Working from the line that contains "OCR this image." down to the last line below, repeat each line exactly.

━━━━━ The records

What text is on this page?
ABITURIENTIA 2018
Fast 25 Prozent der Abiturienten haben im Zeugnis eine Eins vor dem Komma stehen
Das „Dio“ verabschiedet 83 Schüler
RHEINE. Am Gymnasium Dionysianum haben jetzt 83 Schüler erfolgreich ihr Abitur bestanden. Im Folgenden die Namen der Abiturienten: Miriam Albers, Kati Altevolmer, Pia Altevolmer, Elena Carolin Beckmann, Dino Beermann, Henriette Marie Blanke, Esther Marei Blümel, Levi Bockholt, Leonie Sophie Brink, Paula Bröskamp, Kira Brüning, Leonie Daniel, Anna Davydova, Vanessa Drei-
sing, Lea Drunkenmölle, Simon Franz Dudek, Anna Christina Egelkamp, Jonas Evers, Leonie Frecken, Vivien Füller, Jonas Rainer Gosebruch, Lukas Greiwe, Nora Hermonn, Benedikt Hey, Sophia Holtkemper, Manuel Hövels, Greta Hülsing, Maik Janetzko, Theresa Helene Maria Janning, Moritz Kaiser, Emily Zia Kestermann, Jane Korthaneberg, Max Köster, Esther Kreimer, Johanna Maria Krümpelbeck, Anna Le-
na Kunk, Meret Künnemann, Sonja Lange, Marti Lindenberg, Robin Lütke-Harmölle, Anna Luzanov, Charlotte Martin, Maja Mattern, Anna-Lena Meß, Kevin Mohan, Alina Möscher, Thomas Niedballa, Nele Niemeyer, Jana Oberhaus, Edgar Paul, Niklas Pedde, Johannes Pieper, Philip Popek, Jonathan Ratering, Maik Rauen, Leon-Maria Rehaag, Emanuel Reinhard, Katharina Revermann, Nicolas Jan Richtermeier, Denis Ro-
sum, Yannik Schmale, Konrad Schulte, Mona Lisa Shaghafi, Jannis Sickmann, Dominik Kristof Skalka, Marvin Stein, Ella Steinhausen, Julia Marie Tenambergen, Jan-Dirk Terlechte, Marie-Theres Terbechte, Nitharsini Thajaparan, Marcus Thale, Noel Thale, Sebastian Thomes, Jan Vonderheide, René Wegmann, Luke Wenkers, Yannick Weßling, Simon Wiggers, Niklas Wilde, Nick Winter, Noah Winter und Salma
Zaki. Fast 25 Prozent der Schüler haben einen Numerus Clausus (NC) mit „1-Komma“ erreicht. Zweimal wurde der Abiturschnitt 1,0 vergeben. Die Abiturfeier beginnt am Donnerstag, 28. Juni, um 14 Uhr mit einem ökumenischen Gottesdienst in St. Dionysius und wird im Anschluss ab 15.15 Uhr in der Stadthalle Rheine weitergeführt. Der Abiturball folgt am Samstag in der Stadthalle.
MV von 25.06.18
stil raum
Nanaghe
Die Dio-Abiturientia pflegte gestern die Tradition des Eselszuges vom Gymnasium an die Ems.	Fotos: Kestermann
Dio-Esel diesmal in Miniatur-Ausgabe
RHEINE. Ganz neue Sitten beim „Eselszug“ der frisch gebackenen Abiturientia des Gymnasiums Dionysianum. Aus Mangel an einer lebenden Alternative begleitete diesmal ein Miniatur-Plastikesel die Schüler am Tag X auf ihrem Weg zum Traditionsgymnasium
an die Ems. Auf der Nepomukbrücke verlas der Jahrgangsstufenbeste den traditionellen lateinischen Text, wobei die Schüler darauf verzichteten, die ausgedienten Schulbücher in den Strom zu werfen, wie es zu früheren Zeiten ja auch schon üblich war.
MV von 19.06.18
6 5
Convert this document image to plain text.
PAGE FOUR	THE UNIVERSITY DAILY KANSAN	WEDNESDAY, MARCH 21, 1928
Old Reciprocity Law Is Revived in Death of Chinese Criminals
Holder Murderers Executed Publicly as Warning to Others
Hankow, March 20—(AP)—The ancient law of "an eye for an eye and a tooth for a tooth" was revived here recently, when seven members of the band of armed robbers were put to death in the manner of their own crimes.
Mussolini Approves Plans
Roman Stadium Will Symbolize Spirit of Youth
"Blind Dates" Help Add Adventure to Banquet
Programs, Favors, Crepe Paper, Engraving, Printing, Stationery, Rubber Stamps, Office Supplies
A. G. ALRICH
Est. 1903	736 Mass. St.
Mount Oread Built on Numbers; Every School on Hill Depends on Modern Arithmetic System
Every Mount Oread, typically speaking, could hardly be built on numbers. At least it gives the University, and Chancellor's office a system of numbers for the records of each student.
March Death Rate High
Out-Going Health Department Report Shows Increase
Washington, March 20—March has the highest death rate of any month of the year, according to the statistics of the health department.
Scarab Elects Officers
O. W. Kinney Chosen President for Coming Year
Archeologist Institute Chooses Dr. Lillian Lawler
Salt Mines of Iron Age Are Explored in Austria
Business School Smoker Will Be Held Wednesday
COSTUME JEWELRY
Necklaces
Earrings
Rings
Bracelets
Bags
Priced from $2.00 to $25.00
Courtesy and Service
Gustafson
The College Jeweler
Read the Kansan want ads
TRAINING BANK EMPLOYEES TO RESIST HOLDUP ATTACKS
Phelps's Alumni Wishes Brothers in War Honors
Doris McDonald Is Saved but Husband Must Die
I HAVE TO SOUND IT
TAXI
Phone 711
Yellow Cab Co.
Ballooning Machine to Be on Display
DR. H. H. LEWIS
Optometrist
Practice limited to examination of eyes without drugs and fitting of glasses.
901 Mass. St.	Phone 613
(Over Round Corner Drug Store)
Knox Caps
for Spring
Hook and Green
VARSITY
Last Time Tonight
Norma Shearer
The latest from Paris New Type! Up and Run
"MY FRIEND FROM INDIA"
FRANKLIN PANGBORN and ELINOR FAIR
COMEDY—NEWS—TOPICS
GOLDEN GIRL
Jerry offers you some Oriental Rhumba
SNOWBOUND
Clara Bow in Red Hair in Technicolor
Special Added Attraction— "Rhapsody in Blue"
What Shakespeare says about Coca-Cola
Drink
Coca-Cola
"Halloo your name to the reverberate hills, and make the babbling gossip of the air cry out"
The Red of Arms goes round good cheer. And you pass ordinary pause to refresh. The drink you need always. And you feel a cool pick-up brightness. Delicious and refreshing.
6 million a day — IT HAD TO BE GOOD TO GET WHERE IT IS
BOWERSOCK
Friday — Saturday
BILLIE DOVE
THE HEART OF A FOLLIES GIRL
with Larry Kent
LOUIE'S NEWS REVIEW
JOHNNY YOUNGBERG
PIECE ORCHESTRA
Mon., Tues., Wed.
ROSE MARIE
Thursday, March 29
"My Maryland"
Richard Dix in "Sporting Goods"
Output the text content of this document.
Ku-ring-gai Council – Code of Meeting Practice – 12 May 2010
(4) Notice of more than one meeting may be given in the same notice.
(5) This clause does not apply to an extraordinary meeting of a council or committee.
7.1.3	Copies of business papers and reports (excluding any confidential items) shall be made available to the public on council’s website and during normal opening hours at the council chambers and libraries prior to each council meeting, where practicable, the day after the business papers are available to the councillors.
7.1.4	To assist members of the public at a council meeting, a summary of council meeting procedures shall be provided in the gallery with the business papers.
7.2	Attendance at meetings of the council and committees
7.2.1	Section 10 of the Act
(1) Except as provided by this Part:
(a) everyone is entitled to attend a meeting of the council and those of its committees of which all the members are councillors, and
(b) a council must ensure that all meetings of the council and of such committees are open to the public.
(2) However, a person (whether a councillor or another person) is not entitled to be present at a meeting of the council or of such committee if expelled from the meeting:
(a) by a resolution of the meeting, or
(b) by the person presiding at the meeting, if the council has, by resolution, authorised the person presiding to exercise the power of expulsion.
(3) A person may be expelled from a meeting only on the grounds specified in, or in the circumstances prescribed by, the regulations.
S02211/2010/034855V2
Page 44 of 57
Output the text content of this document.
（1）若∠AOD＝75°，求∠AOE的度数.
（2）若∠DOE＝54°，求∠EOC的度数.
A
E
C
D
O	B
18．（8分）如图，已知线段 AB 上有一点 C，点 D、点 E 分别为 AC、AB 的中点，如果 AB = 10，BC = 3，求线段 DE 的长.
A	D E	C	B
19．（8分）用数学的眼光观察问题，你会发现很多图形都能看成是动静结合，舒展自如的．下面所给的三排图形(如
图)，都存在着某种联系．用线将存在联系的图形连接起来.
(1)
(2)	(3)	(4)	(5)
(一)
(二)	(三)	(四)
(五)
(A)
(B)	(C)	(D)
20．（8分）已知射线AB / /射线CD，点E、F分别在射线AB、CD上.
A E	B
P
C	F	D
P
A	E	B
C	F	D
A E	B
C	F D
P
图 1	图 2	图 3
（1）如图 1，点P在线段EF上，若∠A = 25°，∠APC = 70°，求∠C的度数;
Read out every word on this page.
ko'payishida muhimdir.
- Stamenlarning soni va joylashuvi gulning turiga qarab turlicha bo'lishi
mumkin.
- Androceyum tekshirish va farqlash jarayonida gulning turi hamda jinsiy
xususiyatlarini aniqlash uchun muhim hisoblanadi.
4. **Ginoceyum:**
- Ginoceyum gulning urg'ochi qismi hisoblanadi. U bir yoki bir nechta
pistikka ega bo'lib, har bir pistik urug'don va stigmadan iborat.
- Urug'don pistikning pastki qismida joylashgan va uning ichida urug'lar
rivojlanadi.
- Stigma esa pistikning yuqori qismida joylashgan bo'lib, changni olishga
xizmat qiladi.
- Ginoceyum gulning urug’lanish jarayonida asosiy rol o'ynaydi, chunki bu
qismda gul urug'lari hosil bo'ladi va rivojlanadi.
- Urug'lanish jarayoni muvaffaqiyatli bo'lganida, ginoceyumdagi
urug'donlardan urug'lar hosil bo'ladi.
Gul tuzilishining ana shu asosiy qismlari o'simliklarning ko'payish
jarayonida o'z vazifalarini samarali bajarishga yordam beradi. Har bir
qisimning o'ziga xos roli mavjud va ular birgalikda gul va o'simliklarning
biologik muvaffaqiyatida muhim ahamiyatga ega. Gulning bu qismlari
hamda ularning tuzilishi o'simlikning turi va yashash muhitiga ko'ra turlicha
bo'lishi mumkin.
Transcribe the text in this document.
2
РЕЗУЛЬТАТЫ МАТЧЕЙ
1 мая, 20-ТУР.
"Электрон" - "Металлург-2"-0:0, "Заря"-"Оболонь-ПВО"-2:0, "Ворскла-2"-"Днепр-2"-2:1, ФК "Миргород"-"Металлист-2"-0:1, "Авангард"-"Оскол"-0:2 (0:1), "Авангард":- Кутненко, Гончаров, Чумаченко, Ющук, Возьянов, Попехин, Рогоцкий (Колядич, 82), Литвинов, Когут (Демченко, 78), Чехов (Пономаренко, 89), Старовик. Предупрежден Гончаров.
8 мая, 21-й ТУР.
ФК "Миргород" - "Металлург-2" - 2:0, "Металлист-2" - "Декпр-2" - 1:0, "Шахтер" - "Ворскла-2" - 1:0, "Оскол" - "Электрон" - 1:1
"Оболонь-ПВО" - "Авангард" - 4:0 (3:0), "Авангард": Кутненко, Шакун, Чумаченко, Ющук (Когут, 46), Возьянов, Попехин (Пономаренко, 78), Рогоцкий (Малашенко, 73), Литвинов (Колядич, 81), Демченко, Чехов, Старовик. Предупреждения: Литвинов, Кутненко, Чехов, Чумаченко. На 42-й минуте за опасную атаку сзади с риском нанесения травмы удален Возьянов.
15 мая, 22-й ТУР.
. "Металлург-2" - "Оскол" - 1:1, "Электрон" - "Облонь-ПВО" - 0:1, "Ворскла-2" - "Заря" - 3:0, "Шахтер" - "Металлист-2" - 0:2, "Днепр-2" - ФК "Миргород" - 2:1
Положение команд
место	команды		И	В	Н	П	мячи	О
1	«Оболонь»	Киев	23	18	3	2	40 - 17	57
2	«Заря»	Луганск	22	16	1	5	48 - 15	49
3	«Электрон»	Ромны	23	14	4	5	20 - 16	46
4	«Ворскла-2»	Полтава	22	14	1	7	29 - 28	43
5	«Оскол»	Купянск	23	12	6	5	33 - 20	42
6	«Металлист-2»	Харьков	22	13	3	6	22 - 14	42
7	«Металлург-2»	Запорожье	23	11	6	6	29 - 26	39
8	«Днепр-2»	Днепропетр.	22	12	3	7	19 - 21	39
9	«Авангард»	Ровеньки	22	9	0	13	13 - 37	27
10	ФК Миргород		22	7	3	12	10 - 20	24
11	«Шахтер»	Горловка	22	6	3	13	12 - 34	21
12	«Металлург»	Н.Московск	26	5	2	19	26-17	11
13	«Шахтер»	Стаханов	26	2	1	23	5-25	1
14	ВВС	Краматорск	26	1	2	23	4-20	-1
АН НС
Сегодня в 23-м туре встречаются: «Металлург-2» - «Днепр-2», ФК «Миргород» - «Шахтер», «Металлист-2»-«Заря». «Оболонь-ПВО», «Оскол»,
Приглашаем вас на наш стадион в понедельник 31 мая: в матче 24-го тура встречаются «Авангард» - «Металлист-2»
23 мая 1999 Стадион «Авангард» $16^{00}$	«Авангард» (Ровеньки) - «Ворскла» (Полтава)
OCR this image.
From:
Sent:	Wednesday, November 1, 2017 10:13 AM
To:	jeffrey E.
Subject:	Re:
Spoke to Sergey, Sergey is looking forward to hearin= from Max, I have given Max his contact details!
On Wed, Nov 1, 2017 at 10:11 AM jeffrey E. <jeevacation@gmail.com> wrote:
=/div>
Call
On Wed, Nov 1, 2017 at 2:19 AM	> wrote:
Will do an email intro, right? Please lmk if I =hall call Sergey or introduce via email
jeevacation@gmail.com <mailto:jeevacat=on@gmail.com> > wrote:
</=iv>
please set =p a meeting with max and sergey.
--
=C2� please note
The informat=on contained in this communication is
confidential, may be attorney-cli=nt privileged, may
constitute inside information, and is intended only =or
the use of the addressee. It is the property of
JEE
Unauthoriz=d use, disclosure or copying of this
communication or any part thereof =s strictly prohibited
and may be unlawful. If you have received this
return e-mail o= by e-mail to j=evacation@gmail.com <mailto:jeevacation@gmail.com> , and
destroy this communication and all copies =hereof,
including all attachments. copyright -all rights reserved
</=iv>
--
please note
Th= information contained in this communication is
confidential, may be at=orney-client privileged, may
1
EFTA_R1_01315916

━━━━━━━━━━

▸ The result:
OCR this image.
From:
Sent:	Wednesday, November 1, 2017 10:13 AM
To:	jeffrey E.
Subject:	Re:
Spoke to Sergey, Sergey is looking forward to hearin= from Max, I have given Max his contact details!
On Wed, Nov 1, 2017 at 10:11 AM jeffrey E. <jeevacation@gmail.com> wrote:
=/div>
Call
On Wed, Nov 1, 2017 at 2:19 AM	> wrote:
Will do an email intro, right? Please lmk if I =hall call Sergey or introduce via email
jeevacation@gmail.com <mailto:jeevacat=on@gmail.com> > wrote:
</=iv>
please set =p a meeting with max and sergey.
--
=C2� please note
The informat=on contained in this communication is
confidential, may be attorney-cli=nt privileged, may
constitute inside information, and is intended only =or
the use of the addressee. It is the property of
JEE
Unauthoriz=d use, disclosure or copying of this
communication or any part thereof =s strictly prohibited
and may be unlawful. If you have received this
return e-mail o= by e-mail to j=evacation@gmail.com <mailto:jeevacation@gmail.com> , and
destroy this communication and all copies =hereof,
including all attachments. copyright -all rights reserved
</=iv>
--
please note
Th= information contained in this communication is
confidential, may be at=orney-client privileged, may
1
EFTA_R1_01315916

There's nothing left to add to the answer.